● Task instructions
Below is a block of records. Copy every line in it that contains the word "case".

======== Records for this exercise

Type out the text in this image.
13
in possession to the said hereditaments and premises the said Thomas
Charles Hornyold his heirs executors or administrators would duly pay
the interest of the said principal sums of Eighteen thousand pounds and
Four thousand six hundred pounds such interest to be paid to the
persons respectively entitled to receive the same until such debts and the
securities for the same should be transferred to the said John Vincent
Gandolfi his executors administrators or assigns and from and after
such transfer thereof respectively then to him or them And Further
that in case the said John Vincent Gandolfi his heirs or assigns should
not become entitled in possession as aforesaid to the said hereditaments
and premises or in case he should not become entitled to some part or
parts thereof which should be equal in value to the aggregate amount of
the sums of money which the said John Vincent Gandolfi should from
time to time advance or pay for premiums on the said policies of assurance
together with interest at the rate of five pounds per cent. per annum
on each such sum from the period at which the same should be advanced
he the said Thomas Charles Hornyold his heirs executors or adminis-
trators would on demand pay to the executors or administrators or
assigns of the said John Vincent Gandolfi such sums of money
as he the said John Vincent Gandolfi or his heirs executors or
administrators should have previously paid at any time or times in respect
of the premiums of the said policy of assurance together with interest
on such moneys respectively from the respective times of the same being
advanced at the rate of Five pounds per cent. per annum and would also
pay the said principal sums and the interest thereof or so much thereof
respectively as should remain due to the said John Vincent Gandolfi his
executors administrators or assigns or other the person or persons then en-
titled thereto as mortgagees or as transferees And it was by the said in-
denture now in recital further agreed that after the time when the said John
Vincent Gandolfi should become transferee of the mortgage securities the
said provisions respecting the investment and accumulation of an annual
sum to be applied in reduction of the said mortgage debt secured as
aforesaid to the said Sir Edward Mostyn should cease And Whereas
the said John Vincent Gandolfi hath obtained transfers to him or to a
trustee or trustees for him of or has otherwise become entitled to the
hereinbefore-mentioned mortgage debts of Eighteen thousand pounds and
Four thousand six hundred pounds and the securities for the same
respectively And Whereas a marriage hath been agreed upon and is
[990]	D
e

================

● Solution for this exercise
that in case the said John Vincent Gandolfi his heirs or assigns should
and premises or in case he should not become entitled to some part or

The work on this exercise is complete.